Task requirements
Provide an exact reproduction of every entry.

Data listing
▼

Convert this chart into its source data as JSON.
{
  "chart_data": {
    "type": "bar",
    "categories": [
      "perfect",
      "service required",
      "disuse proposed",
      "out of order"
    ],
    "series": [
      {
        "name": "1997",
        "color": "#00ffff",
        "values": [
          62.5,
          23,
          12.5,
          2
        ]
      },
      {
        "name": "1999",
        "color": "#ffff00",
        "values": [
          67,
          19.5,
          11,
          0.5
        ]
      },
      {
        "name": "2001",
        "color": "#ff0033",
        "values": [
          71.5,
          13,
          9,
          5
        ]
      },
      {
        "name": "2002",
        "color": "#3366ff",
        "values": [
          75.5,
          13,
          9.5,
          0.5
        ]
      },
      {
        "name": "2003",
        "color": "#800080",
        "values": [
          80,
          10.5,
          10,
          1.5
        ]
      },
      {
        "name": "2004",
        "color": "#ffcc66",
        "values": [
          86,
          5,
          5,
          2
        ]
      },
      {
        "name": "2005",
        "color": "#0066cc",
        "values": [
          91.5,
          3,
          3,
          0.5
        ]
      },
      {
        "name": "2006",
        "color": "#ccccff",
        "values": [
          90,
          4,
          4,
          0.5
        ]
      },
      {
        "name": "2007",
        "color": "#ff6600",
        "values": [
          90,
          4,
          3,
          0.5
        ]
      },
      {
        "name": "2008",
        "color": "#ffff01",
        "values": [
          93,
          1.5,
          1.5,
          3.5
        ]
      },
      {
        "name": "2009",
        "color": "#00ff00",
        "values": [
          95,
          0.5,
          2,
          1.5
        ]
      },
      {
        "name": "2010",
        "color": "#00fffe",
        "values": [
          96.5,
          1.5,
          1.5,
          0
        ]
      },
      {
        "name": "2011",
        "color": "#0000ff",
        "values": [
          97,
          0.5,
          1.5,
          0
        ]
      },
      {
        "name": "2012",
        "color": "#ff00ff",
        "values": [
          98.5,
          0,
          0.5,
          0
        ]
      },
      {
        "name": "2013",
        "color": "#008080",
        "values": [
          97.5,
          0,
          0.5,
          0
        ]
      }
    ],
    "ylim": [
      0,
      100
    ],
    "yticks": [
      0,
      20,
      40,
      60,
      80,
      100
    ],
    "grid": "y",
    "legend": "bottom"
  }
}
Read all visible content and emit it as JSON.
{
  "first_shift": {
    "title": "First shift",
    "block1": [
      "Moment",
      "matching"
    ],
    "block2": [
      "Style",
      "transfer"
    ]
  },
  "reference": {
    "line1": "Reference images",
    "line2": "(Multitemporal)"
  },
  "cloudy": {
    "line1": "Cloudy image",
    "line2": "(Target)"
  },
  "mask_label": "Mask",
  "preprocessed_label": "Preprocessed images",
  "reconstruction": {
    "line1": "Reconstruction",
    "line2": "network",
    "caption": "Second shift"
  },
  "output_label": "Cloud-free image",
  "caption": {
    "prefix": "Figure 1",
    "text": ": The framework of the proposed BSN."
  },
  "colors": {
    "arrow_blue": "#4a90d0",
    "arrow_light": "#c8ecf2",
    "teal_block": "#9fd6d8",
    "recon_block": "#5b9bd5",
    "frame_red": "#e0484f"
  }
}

▲

Complete response
Convert this chart into its source data as JSON.
{
  "chart_data": {
    "type": "bar",
    "categories": [
      "perfect",
      "service required",
      "disuse proposed",
      "out of order"
    ],
    "series": [
      {
        "name": "1997",
        "color": "#00ffff",
        "values": [
          62.5,
          23,
          12.5,
          2
        ]
      },
      {
        "name": "1999",
        "color": "#ffff00",
        "values": [
          67,
          19.5,
          11,
          0.5
        ]
      },
      {
        "name": "2001",
        "color": "#ff0033",
        "values": [
          71.5,
          13,
          9,
          5
        ]
      },
      {
        "name": "2002",
        "color": "#3366ff",
        "values": [
          75.5,
          13,
          9.5,
          0.5
        ]
      },
      {
        "name": "2003",
        "color": "#800080",
        "values": [
          80,
          10.5,
          10,
          1.5
        ]
      },
      {
        "name": "2004",
        "color": "#ffcc66",
        "values": [
          86,
          5,
          5,
          2
        ]
      },
      {
        "name": "2005",
        "color": "#0066cc",
        "values": [
          91.5,
          3,
          3,
          0.5
        ]
      },
      {
        "name": "2006",
        "color": "#ccccff",
        "values": [
          90,
          4,
          4,
          0.5
        ]
      },
      {
        "name": "2007",
        "color": "#ff6600",
        "values": [
          90,
          4,
          3,
          0.5
        ]
      },
      {
        "name": "2008",
        "color": "#ffff01",
        "values": [
          93,
          1.5,
          1.5,
          3.5
        ]
      },
      {
        "name": "2009",
        "color": "#00ff00",
        "values": [
          95,
          0.5,
          2,
          1.5
        ]
      },
      {
        "name": "2010",
        "color": "#00fffe",
        "values": [
          96.5,
          1.5,
          1.5,
          0
        ]
      },
      {
        "name": "2011",
        "color": "#0000ff",
        "values": [
          97,
          0.5,
          1.5,
          0
        ]
      },
      {
        "name": "2012",
        "color": "#ff00ff",
        "values": [
          98.5,
          0,
          0.5,
          0
        ]
      },
      {
        "name": "2013",
        "color": "#008080",
        "values": [
          97.5,
          0,
          0.5,
          0
        ]
      }
    ],
    "ylim": [
      0,
      100
    ],
    "yticks": [
      0,
      20,
      40,
      60,
      80,
      100
    ],
    "grid": "y",
    "legend": "bottom"
  }
}
Read all visible content and emit it as JSON.
{
  "first_shift": {
    "title": "First shift",
    "block1": [
      "Moment",
      "matching"
    ],
    "block2": [
      "Style",
      "transfer"
    ]
  },
  "reference": {
    "line1": "Reference images",
    "line2": "(Multitemporal)"
  },
  "cloudy": {
    "line1": "Cloudy image",
    "line2": "(Target)"
  },
  "mask_label": "Mask",
  "preprocessed_label": "Preprocessed images",
  "reconstruction": {
    "line1": "Reconstruction",
    "line2": "network",
    "caption": "Second shift"
  },
  "output_label": "Cloud-free image",
  "caption": {
    "prefix": "Figure 1",
    "text": ": The framework of the proposed BSN."
  },
  "colors": {
    "arrow_blue": "#4a90d0",
    "arrow_light": "#c8ecf2",
    "teal_block": "#9fd6d8",
    "recon_block": "#5b9bd5",
    "frame_red": "#e0484f"
  }
}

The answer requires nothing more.